Write out the entries below once more, exactly.

(Collected data)
>> START
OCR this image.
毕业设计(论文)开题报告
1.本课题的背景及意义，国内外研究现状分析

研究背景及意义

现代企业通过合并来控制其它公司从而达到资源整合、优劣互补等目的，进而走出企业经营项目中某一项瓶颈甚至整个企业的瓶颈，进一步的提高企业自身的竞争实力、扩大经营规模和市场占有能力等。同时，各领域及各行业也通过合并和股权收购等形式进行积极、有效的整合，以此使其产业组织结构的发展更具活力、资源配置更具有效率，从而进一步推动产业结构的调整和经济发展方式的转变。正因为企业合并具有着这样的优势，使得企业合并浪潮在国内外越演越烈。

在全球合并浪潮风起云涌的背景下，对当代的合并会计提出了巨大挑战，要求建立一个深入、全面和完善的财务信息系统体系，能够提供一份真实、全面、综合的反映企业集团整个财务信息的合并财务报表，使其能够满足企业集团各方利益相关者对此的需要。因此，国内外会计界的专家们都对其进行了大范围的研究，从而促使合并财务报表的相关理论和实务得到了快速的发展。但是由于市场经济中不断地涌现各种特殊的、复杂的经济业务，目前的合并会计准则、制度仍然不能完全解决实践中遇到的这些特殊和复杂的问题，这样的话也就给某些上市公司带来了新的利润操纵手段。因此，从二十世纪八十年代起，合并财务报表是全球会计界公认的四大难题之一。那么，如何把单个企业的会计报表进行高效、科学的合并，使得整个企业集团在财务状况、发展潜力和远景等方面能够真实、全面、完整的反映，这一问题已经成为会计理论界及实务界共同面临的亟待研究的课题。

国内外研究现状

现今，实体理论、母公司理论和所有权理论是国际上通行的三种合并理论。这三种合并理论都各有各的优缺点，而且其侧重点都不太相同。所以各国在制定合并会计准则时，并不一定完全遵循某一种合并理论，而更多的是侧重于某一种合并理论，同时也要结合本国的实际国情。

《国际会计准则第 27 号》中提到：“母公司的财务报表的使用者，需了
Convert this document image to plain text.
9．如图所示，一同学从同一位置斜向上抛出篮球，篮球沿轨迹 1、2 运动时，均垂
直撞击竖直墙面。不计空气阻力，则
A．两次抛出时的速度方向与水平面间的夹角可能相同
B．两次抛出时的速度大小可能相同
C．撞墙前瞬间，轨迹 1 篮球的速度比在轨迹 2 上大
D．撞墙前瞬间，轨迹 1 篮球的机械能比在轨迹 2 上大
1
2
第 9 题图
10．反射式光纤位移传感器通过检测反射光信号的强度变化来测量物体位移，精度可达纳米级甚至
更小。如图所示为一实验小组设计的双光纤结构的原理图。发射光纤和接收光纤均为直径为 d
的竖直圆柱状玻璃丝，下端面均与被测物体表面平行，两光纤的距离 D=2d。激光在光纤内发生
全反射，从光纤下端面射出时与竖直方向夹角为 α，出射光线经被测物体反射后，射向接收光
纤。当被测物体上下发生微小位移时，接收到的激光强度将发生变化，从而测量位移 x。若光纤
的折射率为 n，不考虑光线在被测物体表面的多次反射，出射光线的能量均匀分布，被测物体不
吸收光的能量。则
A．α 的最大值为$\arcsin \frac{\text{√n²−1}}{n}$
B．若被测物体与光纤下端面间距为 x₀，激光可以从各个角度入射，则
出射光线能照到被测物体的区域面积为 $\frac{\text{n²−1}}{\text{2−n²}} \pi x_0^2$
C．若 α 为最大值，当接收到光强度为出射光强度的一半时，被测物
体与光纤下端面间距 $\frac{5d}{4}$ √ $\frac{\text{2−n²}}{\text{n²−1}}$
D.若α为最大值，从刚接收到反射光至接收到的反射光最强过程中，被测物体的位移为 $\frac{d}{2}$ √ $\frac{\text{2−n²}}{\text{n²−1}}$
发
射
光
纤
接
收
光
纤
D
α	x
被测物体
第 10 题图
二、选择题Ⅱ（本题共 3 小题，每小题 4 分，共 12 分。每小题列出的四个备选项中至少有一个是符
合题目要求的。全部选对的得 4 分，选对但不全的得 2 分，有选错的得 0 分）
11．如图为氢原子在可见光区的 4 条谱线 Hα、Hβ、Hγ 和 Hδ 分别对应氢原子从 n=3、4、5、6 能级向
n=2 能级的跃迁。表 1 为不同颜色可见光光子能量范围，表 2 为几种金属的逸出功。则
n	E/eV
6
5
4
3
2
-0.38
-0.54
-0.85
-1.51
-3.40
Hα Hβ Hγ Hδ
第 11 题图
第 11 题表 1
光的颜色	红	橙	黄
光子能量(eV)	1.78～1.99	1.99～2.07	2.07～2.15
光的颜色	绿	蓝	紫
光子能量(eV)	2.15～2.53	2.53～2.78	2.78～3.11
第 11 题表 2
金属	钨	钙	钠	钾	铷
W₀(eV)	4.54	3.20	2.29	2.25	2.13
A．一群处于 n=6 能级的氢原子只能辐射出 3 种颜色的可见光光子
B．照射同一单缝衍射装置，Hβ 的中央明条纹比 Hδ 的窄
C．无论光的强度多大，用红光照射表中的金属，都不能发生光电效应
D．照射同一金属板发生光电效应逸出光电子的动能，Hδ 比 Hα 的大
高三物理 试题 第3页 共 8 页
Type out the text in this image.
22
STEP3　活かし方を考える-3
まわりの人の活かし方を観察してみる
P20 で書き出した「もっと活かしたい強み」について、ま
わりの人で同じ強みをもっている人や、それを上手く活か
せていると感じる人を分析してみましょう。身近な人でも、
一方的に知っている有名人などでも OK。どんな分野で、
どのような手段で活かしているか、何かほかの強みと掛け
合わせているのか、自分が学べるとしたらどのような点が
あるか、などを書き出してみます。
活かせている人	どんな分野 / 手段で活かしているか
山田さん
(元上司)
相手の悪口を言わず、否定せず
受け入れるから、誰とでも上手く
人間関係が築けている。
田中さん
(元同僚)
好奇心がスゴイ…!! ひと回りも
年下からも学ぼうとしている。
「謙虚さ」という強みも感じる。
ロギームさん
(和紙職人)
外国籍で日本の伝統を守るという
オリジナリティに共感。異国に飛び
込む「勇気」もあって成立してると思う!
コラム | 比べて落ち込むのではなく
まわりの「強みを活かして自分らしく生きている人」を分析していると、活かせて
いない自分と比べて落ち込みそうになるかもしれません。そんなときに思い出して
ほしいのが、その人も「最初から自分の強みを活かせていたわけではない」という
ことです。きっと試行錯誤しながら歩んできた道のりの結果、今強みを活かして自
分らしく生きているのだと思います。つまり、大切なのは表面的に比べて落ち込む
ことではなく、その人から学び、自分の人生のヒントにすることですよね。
>> END
* THE COMPLETED TASK
OCR this image.
毕业设计(论文)开题报告
1.本课题的背景及意义，国内外研究现状分析

研究背景及意义

现代企业通过合并来控制其它公司从而达到资源整合、优劣互补等目的，进而走出企业经营项目中某一项瓶颈甚至整个企业的瓶颈，进一步的提高企业自身的竞争实力、扩大经营规模和市场占有能力等。同时，各领域及各行业也通过合并和股权收购等形式进行积极、有效的整合，以此使其产业组织结构的发展更具活力、资源配置更具有效率，从而进一步推动产业结构的调整和经济发展方式的转变。正因为企业合并具有着这样的优势，使得企业合并浪潮在国内外越演越烈。

在全球合并浪潮风起云涌的背景下，对当代的合并会计提出了巨大挑战，要求建立一个深入、全面和完善的财务信息系统体系，能够提供一份真实、全面、综合的反映企业集团整个财务信息的合并财务报表，使其能够满足企业集团各方利益相关者对此的需要。因此，国内外会计界的专家们都对其进行了大范围的研究，从而促使合并财务报表的相关理论和实务得到了快速的发展。但是由于市场经济中不断地涌现各种特殊的、复杂的经济业务，目前的合并会计准则、制度仍然不能完全解决实践中遇到的这些特殊和复杂的问题，这样的话也就给某些上市公司带来了新的利润操纵手段。因此，从二十世纪八十年代起，合并财务报表是全球会计界公认的四大难题之一。那么，如何把单个企业的会计报表进行高效、科学的合并，使得整个企业集团在财务状况、发展潜力和远景等方面能够真实、全面、完整的反映，这一问题已经成为会计理论界及实务界共同面临的亟待研究的课题。

国内外研究现状

现今，实体理论、母公司理论和所有权理论是国际上通行的三种合并理论。这三种合并理论都各有各的优缺点，而且其侧重点都不太相同。所以各国在制定合并会计准则时，并不一定完全遵循某一种合并理论，而更多的是侧重于某一种合并理论，同时也要结合本国的实际国情。

《国际会计准则第 27 号》中提到：“母公司的财务报表的使用者，需了
Convert this document image to plain text.
9．如图所示，一同学从同一位置斜向上抛出篮球，篮球沿轨迹 1、2 运动时，均垂
直撞击竖直墙面。不计空气阻力，则
A．两次抛出时的速度方向与水平面间的夹角可能相同
B．两次抛出时的速度大小可能相同
C．撞墙前瞬间，轨迹 1 篮球的速度比在轨迹 2 上大
D．撞墙前瞬间，轨迹 1 篮球的机械能比在轨迹 2 上大
1
2
第 9 题图
10．反射式光纤位移传感器通过检测反射光信号的强度变化来测量物体位移，精度可达纳米级甚至
更小。如图所示为一实验小组设计的双光纤结构的原理图。发射光纤和接收光纤均为直径为 d
的竖直圆柱状玻璃丝，下端面均与被测物体表面平行，两光纤的距离 D=2d。激光在光纤内发生
全反射，从光纤下端面射出时与竖直方向夹角为 α，出射光线经被测物体反射后，射向接收光
纤。当被测物体上下发生微小位移时，接收到的激光强度将发生变化，从而测量位移 x。若光纤
的折射率为 n，不考虑光线在被测物体表面的多次反射，出射光线的能量均匀分布，被测物体不
吸收光的能量。则
A．α 的最大值为$\arcsin \frac{\text{√n²−1}}{n}$
B．若被测物体与光纤下端面间距为 x₀，激光可以从各个角度入射，则
出射光线能照到被测物体的区域面积为 $\frac{\text{n²−1}}{\text{2−n²}} \pi x_0^2$
C．若 α 为最大值，当接收到光强度为出射光强度的一半时，被测物
体与光纤下端面间距 $\frac{5d}{4}$ √ $\frac{\text{2−n²}}{\text{n²−1}}$
D.若α为最大值，从刚接收到反射光至接收到的反射光最强过程中，被测物体的位移为 $\frac{d}{2}$ √ $\frac{\text{2−n²}}{\text{n²−1}}$
发
射
光
纤
接
收
光
纤
D
α	x
被测物体
第 10 题图
二、选择题Ⅱ（本题共 3 小题，每小题 4 分，共 12 分。每小题列出的四个备选项中至少有一个是符
合题目要求的。全部选对的得 4 分，选对但不全的得 2 分，有选错的得 0 分）
11．如图为氢原子在可见光区的 4 条谱线 Hα、Hβ、Hγ 和 Hδ 分别对应氢原子从 n=3、4、5、6 能级向
n=2 能级的跃迁。表 1 为不同颜色可见光光子能量范围，表 2 为几种金属的逸出功。则
n	E/eV
6
5
4
3
2
-0.38
-0.54
-0.85
-1.51
-3.40
Hα Hβ Hγ Hδ
第 11 题图
第 11 题表 1
光的颜色	红	橙	黄
光子能量(eV)	1.78～1.99	1.99～2.07	2.07～2.15
光的颜色	绿	蓝	紫
光子能量(eV)	2.15～2.53	2.53～2.78	2.78～3.11
第 11 题表 2
金属	钨	钙	钠	钾	铷
W₀(eV)	4.54	3.20	2.29	2.25	2.13
A．一群处于 n=6 能级的氢原子只能辐射出 3 种颜色的可见光光子
B．照射同一单缝衍射装置，Hβ 的中央明条纹比 Hδ 的窄
C．无论光的强度多大，用红光照射表中的金属，都不能发生光电效应
D．照射同一金属板发生光电效应逸出光电子的动能，Hδ 比 Hα 的大
高三物理 试题 第3页 共 8 页
Type out the text in this image.
22
STEP3　活かし方を考える-3
まわりの人の活かし方を観察してみる
P20 で書き出した「もっと活かしたい強み」について、ま
わりの人で同じ強みをもっている人や、それを上手く活か
せていると感じる人を分析してみましょう。身近な人でも、
一方的に知っている有名人などでも OK。どんな分野で、
どのような手段で活かしているか、何かほかの強みと掛け
合わせているのか、自分が学べるとしたらどのような点が
あるか、などを書き出してみます。
活かせている人	どんな分野 / 手段で活かしているか
山田さん
(元上司)
相手の悪口を言わず、否定せず
受け入れるから、誰とでも上手く
人間関係が築けている。
田中さん
(元同僚)
好奇心がスゴイ…!! ひと回りも
年下からも学ぼうとしている。
「謙虚さ」という強みも感じる。
ロギームさん
(和紙職人)
外国籍で日本の伝統を守るという
オリジナリティに共感。異国に飛び
込む「勇気」もあって成立してると思う!
コラム | 比べて落ち込むのではなく
まわりの「強みを活かして自分らしく生きている人」を分析していると、活かせて
いない自分と比べて落ち込みそうになるかもしれません。そんなときに思い出して
ほしいのが、その人も「最初から自分の強みを活かせていたわけではない」という
ことです。きっと試行錯誤しながら歩んできた道のりの結果、今強みを活かして自
分らしく生きているのだと思います。つまり、大切なのは表面的に比べて落ち込む
ことではなく、その人から学び、自分の人生のヒントにすることですよね。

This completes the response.